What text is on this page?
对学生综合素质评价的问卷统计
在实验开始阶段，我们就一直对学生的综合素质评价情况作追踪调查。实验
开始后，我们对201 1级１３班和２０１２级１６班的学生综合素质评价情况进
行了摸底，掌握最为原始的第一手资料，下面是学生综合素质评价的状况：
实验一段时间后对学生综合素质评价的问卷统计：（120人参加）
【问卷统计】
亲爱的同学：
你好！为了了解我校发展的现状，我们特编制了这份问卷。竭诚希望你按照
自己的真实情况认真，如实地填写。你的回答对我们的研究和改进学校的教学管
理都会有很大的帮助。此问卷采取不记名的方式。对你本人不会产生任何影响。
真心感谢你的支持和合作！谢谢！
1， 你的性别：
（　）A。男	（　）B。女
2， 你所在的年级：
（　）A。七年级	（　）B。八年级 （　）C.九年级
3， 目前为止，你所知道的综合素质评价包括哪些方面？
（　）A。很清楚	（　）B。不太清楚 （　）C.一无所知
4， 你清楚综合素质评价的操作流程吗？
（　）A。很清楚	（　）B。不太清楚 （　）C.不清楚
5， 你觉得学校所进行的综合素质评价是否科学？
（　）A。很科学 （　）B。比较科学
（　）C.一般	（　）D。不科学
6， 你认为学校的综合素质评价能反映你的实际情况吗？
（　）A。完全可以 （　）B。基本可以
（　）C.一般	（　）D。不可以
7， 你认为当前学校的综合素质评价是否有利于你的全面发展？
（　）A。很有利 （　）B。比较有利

- Your instructions: Would you write down every record again, exactly?

- Response to this exercise:
What text is on this page?
对学生综合素质评价的问卷统计
在实验开始阶段，我们就一直对学生的综合素质评价情况作追踪调查。实验
开始后，我们对201 1级１３班和２０１２级１６班的学生综合素质评价情况进
行了摸底，掌握最为原始的第一手资料，下面是学生综合素质评价的状况：
实验一段时间后对学生综合素质评价的问卷统计：（120人参加）
【问卷统计】
亲爱的同学：
你好！为了了解我校发展的现状，我们特编制了这份问卷。竭诚希望你按照
自己的真实情况认真，如实地填写。你的回答对我们的研究和改进学校的教学管
理都会有很大的帮助。此问卷采取不记名的方式。对你本人不会产生任何影响。
真心感谢你的支持和合作！谢谢！
1， 你的性别：
（　）A。男	（　）B。女
2， 你所在的年级：
（　）A。七年级	（　）B。八年级 （　）C.九年级
3， 目前为止，你所知道的综合素质评价包括哪些方面？
（　）A。很清楚	（　）B。不太清楚 （　）C.一无所知
4， 你清楚综合素质评价的操作流程吗？
（　）A。很清楚	（　）B。不太清楚 （　）C.不清楚
5， 你觉得学校所进行的综合素质评价是否科学？
（　）A。很科学 （　）B。比较科学
（　）C.一般	（　）D。不科学
6， 你认为学校的综合素质评价能反映你的实际情况吗？
（　）A。完全可以 （　）B。基本可以
（　）C.一般	（　）D。不可以
7， 你认为当前学校的综合素质评价是否有利于你的全面发展？
（　）A。很有利 （　）B。比较有利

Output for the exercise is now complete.